Written instruction ▸
Without the pictures, return each record as it appears.

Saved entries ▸
##############################
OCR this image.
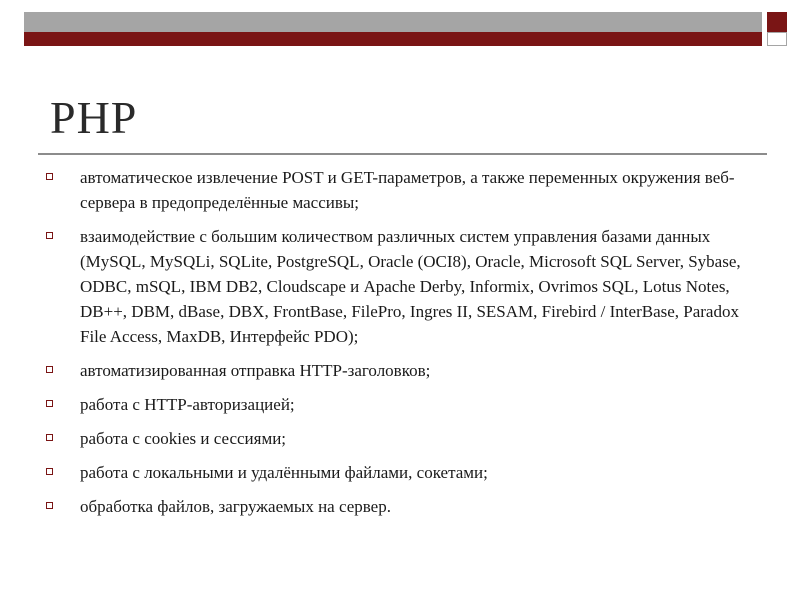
PHP
автоматическое извлечение POST и GET-параметров, а также переменных окружения веб-сервера в предопределённые массивы;
взаимодействие с большим количеством различных систем управления базами данных (MySQL, MySQLi, SQLite, PostgreSQL, Oracle (OCI8), Oracle, Microsoft SQL Server, Sybase, ODBC, mSQL, IBM DB2, Cloudscape и Apache Derby, Informix, Ovrimos SQL, Lotus Notes, DB++, DBM, dBase, DBX, FrontBase, FilePro, Ingres II, SESAM, Firebird / InterBase, Paradox File Access, MaxDB, Интерфейс PDO);
автоматизированная отправка HTTP-заголовков;
работа с HTTP-авторизацией;
работа с cookies и сессиями;
работа с локальными и удалёнными файлами, сокетами;
обработка файлов, загружаемых на сервер.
##############################
Exercise answer ▸
OCR this image.
PHP
автоматическое извлечение POST и GET-параметров, а также переменных окружения веб-сервера в предопределённые массивы;
взаимодействие с большим количеством различных систем управления базами данных (MySQL, MySQLi, SQLite, PostgreSQL, Oracle (OCI8), Oracle, Microsoft SQL Server, Sybase, ODBC, mSQL, IBM DB2, Cloudscape и Apache Derby, Informix, Ovrimos SQL, Lotus Notes, DB++, DBM, dBase, DBX, FrontBase, FilePro, Ingres II, SESAM, Firebird / InterBase, Paradox File Access, MaxDB, Интерфейс PDO);
автоматизированная отправка HTTP-заголовков;
работа с HTTP-авторизацией;
работа с cookies и сессиями;
работа с локальными и удалёнными файлами, сокетами;
обработка файлов, загружаемых на сервер.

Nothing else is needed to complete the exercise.